Records from a data source

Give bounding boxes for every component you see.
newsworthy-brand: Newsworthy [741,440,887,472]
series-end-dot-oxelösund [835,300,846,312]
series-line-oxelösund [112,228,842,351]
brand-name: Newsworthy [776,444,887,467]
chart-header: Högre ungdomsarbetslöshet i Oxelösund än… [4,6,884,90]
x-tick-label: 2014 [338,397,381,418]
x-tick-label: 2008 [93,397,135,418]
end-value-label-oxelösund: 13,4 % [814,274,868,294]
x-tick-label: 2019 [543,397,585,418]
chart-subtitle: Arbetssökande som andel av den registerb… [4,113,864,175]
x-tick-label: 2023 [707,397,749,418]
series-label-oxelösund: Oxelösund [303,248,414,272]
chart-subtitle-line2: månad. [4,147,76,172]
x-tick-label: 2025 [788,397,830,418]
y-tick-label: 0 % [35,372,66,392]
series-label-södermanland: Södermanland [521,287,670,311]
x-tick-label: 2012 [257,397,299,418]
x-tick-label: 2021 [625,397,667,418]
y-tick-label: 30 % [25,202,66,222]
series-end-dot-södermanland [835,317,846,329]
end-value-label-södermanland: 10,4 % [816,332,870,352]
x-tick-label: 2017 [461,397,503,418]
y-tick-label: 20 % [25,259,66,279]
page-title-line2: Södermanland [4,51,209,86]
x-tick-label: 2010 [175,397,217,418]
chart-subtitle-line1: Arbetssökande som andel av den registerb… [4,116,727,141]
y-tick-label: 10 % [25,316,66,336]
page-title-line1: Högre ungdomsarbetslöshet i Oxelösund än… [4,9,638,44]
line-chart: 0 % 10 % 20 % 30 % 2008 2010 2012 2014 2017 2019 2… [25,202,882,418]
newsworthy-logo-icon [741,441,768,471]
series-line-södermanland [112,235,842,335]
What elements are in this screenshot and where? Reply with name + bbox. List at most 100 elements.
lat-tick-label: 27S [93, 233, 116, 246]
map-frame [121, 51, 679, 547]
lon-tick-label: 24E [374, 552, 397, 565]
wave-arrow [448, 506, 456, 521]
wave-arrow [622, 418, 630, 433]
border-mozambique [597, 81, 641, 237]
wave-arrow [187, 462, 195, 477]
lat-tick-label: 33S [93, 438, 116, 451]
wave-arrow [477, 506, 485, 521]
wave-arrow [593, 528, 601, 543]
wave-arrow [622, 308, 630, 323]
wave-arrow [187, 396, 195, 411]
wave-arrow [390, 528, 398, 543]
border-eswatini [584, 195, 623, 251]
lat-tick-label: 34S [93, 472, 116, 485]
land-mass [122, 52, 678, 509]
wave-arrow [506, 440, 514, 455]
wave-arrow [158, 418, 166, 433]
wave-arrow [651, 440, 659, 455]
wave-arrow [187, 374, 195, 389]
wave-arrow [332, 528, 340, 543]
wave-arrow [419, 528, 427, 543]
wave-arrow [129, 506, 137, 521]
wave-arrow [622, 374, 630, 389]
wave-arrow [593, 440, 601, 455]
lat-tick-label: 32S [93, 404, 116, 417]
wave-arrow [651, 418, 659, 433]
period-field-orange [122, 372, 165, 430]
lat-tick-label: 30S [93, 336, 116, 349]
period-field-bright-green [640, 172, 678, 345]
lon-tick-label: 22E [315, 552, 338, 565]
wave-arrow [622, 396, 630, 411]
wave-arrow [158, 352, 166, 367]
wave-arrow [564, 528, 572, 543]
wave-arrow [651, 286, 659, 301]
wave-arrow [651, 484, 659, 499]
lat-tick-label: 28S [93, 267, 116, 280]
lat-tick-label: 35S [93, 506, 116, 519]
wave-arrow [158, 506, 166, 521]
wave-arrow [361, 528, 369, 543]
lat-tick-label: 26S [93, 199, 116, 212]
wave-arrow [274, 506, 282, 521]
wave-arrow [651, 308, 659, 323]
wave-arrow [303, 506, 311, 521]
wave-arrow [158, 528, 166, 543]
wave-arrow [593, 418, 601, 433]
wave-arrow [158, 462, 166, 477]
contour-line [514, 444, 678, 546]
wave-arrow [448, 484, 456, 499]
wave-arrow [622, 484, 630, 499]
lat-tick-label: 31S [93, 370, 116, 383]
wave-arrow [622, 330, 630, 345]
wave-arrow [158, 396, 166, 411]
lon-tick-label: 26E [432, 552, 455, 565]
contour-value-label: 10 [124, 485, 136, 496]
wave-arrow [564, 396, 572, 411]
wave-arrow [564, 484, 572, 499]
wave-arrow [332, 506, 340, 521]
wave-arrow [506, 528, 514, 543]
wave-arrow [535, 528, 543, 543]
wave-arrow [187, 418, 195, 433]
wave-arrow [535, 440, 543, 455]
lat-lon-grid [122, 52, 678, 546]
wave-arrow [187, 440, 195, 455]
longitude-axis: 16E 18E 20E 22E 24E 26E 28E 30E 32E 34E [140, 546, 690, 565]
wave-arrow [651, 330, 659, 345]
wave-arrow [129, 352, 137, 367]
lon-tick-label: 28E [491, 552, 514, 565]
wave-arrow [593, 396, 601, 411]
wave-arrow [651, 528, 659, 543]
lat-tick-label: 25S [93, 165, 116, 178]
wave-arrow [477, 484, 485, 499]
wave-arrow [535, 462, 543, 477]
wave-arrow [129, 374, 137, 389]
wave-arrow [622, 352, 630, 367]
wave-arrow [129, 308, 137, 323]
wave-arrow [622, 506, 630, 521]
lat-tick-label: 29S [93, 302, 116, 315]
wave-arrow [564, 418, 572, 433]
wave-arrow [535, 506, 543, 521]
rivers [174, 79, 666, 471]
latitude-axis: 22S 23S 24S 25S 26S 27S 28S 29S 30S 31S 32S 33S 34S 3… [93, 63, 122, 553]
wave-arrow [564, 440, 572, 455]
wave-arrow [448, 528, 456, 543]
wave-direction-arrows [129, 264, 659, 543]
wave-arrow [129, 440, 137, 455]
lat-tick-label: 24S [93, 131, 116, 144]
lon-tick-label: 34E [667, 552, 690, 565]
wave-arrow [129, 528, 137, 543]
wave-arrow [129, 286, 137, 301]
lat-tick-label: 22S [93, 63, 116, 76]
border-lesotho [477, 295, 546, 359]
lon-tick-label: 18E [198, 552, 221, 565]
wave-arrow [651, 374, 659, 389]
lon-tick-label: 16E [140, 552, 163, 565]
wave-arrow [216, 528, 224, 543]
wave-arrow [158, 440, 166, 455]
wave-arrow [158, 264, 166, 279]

What needs to be done - Copy the material above line for line, with no changes.

Correct result -
Give bounding boxes for every component you see.
newsworthy-brand: Newsworthy [741,440,887,472]
series-end-dot-oxelösund [835,300,846,312]
series-line-oxelösund [112,228,842,351]
brand-name: Newsworthy [776,444,887,467]
chart-header: Högre ungdomsarbetslöshet i Oxelösund än… [4,6,884,90]
x-tick-label: 2014 [338,397,381,418]
x-tick-label: 2008 [93,397,135,418]
end-value-label-oxelösund: 13,4 % [814,274,868,294]
x-tick-label: 2019 [543,397,585,418]
chart-subtitle: Arbetssökande som andel av den registerb… [4,113,864,175]
x-tick-label: 2023 [707,397,749,418]
series-label-oxelösund: Oxelösund [303,248,414,272]
chart-subtitle-line2: månad. [4,147,76,172]
x-tick-label: 2025 [788,397,830,418]
y-tick-label: 0 % [35,372,66,392]
series-label-södermanland: Södermanland [521,287,670,311]
x-tick-label: 2012 [257,397,299,418]
x-tick-label: 2021 [625,397,667,418]
y-tick-label: 30 % [25,202,66,222]
series-end-dot-södermanland [835,317,846,329]
end-value-label-södermanland: 10,4 % [816,332,870,352]
x-tick-label: 2017 [461,397,503,418]
y-tick-label: 20 % [25,259,66,279]
page-title-line2: Södermanland [4,51,209,86]
x-tick-label: 2010 [175,397,217,418]
chart-subtitle-line1: Arbetssökande som andel av den registerb… [4,116,727,141]
y-tick-label: 10 % [25,316,66,336]
page-title-line1: Högre ungdomsarbetslöshet i Oxelösund än… [4,9,638,44]
line-chart: 0 % 10 % 20 % 30 % 2008 2010 2012 2014 2017 2019 2… [25,202,882,418]
newsworthy-logo-icon [741,441,768,471]
series-line-södermanland [112,235,842,335]
What elements are in this screenshot and where? Reply with name + bbox. List at most 100 elements.
lat-tick-label: 27S [93, 233, 116, 246]
map-frame [121, 51, 679, 547]
lon-tick-label: 24E [374, 552, 397, 565]
wave-arrow [448, 506, 456, 521]
wave-arrow [622, 418, 630, 433]
border-mozambique [597, 81, 641, 237]
wave-arrow [187, 462, 195, 477]
lat-tick-label: 33S [93, 438, 116, 451]
wave-arrow [477, 506, 485, 521]
wave-arrow [593, 528, 601, 543]
wave-arrow [622, 308, 630, 323]
wave-arrow [187, 396, 195, 411]
wave-arrow [390, 528, 398, 543]
border-eswatini [584, 195, 623, 251]
lat-tick-label: 34S [93, 472, 116, 485]
land-mass [122, 52, 678, 509]
wave-arrow [506, 440, 514, 455]
wave-arrow [158, 418, 166, 433]
wave-arrow [651, 440, 659, 455]
wave-arrow [187, 374, 195, 389]
wave-arrow [332, 528, 340, 543]
wave-arrow [419, 528, 427, 543]
wave-arrow [129, 506, 137, 521]
wave-arrow [622, 374, 630, 389]
wave-arrow [593, 440, 601, 455]
lat-tick-label: 32S [93, 404, 116, 417]
wave-arrow [651, 418, 659, 433]
period-field-orange [122, 372, 165, 430]
lat-tick-label: 30S [93, 336, 116, 349]
period-field-bright-green [640, 172, 678, 345]
lon-tick-label: 22E [315, 552, 338, 565]
wave-arrow [622, 396, 630, 411]
wave-arrow [158, 352, 166, 367]
wave-arrow [564, 528, 572, 543]
wave-arrow [651, 286, 659, 301]
wave-arrow [651, 484, 659, 499]
lat-tick-label: 28S [93, 267, 116, 280]
lat-tick-label: 35S [93, 506, 116, 519]
wave-arrow [158, 506, 166, 521]
wave-arrow [361, 528, 369, 543]
lat-tick-label: 26S [93, 199, 116, 212]
wave-arrow [274, 506, 282, 521]
wave-arrow [651, 308, 659, 323]
wave-arrow [303, 506, 311, 521]
wave-arrow [158, 528, 166, 543]
wave-arrow [593, 418, 601, 433]
wave-arrow [158, 462, 166, 477]
contour-line [514, 444, 678, 546]
wave-arrow [448, 484, 456, 499]
wave-arrow [622, 484, 630, 499]
lat-tick-label: 31S [93, 370, 116, 383]
wave-arrow [622, 330, 630, 345]
wave-arrow [158, 396, 166, 411]
lon-tick-label: 26E [432, 552, 455, 565]
contour-value-label: 10 [124, 485, 136, 496]
wave-arrow [564, 396, 572, 411]
wave-arrow [564, 484, 572, 499]
wave-arrow [332, 506, 340, 521]
wave-arrow [506, 528, 514, 543]
wave-arrow [535, 528, 543, 543]
wave-arrow [187, 418, 195, 433]
wave-arrow [535, 440, 543, 455]
lat-lon-grid [122, 52, 678, 546]
wave-arrow [187, 440, 195, 455]
longitude-axis: 16E 18E 20E 22E 24E 26E 28E 30E 32E 34E [140, 546, 690, 565]
wave-arrow [651, 330, 659, 345]
wave-arrow [129, 352, 137, 367]
lon-tick-label: 28E [491, 552, 514, 565]
wave-arrow [593, 396, 601, 411]
wave-arrow [651, 528, 659, 543]
lat-tick-label: 25S [93, 165, 116, 178]
wave-arrow [477, 484, 485, 499]
wave-arrow [535, 462, 543, 477]
wave-arrow [129, 374, 137, 389]
wave-arrow [622, 352, 630, 367]
wave-arrow [129, 308, 137, 323]
wave-arrow [622, 506, 630, 521]
lat-tick-label: 29S [93, 302, 116, 315]
wave-arrow [564, 418, 572, 433]
wave-arrow [535, 506, 543, 521]
rivers [174, 79, 666, 471]
latitude-axis: 22S 23S 24S 25S 26S 27S 28S 29S 30S 31S 32S 33S 34S 3… [93, 63, 122, 553]
wave-arrow [564, 440, 572, 455]
wave-arrow [448, 528, 456, 543]
wave-direction-arrows [129, 264, 659, 543]
wave-arrow [129, 440, 137, 455]
lat-tick-label: 24S [93, 131, 116, 144]
lon-tick-label: 34E [667, 552, 690, 565]
wave-arrow [129, 528, 137, 543]
wave-arrow [129, 286, 137, 301]
lat-tick-label: 22S [93, 63, 116, 76]
border-lesotho [477, 295, 546, 359]
lon-tick-label: 18E [198, 552, 221, 565]
wave-arrow [651, 374, 659, 389]
lon-tick-label: 16E [140, 552, 163, 565]
wave-arrow [216, 528, 224, 543]
wave-arrow [158, 440, 166, 455]
wave-arrow [158, 264, 166, 279]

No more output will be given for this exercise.